■ WORK TO COMPLETE
1 - Copy the passage on the Roman calendar word for word, between "When it came" and "claims to fame?", inclusive.
2 - Write the next part of the piece about Julius Caesar and the Roman calendar, picking up right after its final sentence.

■ SOURCE TEXT
========

When it came to taking charge of chaotic situations, Julius Caesar did not mess about. The stories surrounding his courage on the battlefield, his talent for strategic thinking and his downright tenacity are countless, but did you know that tackling the hopelessly disorganised Roman calendar and introducing the concept of the Leap Year was also among Caesar’s claims to fame?
Picture the scene. You’re a farmer in the 1st century BC and – according to the calendar, which circled around the ritual of state religion – you ought to be doling out ripe vegetables ready for the festivals of plenty. Yet to you and any of your slave-labourers, for whom the passage of the seasons are essential, it is clear that those harvests are months away from fruition. How did this end up happening? Well, the Roman calendar had become so out of sync with astronomical reality that annual festivals were starting to bear little resemblance to what was going on in the real world. Something had to be done.
Julius Caesar wanted to fix the mess but this was no mean feat: to shift the entire Roman empire and all its provinces onto a calendar that was properly aligned with both the rotation of Earth on its axis (one day) and its orbit of the Sun (a year). Caesar’s solution created not only the longest year in history, adding months to the calendar during that year, it also anchored the calendar to the seasons and brought us the leap year. It was a phenomenal task. We are in 46BC, otherwise known as “the year of confusion”.
Centuries prior to Caesar’s intervention, the early Roman calendar was drawn up according to the cycles of the Moon and the agricultural year. The origins of the calendar being focused on agriculture gave rise to the phenomenon of a calendar with only 10 months in it, starting in spring, with the tenth and final month of the year roughly equivalent to what we now know as December. Six of the months had 30 days, and four had 31 days, giving a total of 304 days. So what about the rest? Well, this is where it gets really weird. For the two “months” of the year when there was no work being done in the fields, those days were simply not counted. The Sun continued to rise and set but – according to the early Roman calendar, no “days” officially passed. As far back as 731BC people realised that this was a little unhinged, and King Numa, the second King of Rome tried to improve the situation by introducing two extra months to cover that dead winter period. He added 51 days to the calendar, creating what we now call January and February, and this extension brought the calendar year up to 355 days.

========

■ ENTRIES SUPPLIED
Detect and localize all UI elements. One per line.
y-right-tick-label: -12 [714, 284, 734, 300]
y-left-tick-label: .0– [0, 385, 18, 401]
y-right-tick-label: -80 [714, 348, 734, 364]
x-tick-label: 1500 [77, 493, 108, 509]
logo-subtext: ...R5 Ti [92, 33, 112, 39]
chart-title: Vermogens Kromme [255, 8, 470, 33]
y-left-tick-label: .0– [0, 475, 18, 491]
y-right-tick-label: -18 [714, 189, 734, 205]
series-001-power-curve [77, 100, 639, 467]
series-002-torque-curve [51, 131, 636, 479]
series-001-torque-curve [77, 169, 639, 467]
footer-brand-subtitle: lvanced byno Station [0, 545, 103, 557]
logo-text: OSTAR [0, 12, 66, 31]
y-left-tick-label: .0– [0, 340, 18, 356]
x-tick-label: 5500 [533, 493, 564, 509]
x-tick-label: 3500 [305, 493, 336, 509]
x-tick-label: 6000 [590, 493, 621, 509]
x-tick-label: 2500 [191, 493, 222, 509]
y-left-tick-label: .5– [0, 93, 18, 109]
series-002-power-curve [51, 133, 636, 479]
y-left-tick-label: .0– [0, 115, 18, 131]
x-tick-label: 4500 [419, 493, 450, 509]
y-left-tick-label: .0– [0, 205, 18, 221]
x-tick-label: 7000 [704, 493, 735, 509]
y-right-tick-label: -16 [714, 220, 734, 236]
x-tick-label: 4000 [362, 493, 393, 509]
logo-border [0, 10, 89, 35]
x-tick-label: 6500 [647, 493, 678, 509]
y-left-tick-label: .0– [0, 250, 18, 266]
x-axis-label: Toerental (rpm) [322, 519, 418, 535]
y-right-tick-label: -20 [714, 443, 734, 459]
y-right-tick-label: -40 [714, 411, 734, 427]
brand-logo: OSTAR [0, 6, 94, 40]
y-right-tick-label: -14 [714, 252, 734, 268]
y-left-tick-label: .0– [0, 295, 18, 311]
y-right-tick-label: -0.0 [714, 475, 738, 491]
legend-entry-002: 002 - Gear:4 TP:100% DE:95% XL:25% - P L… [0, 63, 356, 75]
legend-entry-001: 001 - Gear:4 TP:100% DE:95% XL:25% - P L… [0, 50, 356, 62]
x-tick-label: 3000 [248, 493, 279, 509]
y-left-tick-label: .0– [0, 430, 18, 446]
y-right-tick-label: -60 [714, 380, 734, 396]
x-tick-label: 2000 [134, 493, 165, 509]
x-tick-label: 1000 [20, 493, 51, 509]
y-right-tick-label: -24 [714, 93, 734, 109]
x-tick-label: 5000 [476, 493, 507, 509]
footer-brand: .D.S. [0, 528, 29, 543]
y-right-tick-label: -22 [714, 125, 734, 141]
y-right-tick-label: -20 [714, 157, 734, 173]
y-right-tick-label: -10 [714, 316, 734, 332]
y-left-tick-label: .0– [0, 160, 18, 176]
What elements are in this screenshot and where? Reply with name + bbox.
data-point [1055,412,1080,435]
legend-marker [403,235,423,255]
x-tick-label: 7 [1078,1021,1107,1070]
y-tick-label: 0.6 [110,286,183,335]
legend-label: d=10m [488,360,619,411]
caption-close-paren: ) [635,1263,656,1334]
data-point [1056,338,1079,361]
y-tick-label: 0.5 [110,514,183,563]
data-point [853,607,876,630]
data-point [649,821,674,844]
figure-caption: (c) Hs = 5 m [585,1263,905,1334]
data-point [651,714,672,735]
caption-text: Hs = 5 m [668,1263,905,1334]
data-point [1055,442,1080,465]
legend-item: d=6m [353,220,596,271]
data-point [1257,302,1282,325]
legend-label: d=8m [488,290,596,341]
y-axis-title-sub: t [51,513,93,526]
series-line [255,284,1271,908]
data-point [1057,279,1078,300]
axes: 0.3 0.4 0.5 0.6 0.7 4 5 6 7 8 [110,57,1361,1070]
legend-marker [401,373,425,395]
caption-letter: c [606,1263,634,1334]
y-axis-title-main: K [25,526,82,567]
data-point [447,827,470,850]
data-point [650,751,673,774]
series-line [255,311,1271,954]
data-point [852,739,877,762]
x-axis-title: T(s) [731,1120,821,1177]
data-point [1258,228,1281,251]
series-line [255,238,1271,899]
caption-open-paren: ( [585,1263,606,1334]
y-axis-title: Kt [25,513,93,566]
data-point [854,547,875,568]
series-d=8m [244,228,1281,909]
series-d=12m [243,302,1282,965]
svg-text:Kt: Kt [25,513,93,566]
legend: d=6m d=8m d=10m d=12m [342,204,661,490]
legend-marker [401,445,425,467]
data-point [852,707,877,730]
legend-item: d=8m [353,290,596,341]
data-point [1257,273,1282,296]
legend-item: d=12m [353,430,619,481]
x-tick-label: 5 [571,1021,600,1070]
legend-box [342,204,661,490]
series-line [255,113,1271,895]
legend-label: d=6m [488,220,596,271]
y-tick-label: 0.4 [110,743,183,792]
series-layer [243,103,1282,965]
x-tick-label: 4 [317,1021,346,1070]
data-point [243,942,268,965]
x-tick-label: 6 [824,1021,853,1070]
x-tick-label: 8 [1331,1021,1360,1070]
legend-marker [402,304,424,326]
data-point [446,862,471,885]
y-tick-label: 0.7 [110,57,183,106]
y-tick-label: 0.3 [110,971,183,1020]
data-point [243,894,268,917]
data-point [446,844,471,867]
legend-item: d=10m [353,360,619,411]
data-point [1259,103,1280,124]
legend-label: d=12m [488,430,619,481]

========

■ RESPONSES FOR EACH TASK
1 -
When it came to taking charge of chaotic situations, Julius Caesar did not mess about. The stories surrounding his courage on the battlefield, his talent for strategic thinking and his downright tenacity are countless, but did you know that tackling the hopelessly disorganised Roman calendar and introducing the concept of the Leap Year was also among Caesar’s claims to fame?

2 -
If you think that 355 days seems like an odd number, you’d be right. The number took its starting point from the lunar year (12 lunar months), which is 354 days long. However, due to Roman superstitions about even numbers being unlucky, an additional day was added to make a nice non-threatening 355. At the same time, and for the same reason, the months of the year were arranged in such a way that they all had odd numbers of days, except for February, which had 28. February, as a result, was considered to be unlucky and became a time during which the dead were honoured as well as a time of ritual purification.
This all looks like good progress, but it was a situation that still left the Romans around 11 days out from the Solar year and even with all the improvements made, it remained inevitable that the calendar would gradually become more and more out of sync with the seasons, which are controlled by the Earth’s position in relation to the sun. By the 2nd century BC things had got so bad that a near-total eclipse of the Sun was observed in Rome in what we would now consider to be mid-March, but it was recorded as having taken place on 11th July.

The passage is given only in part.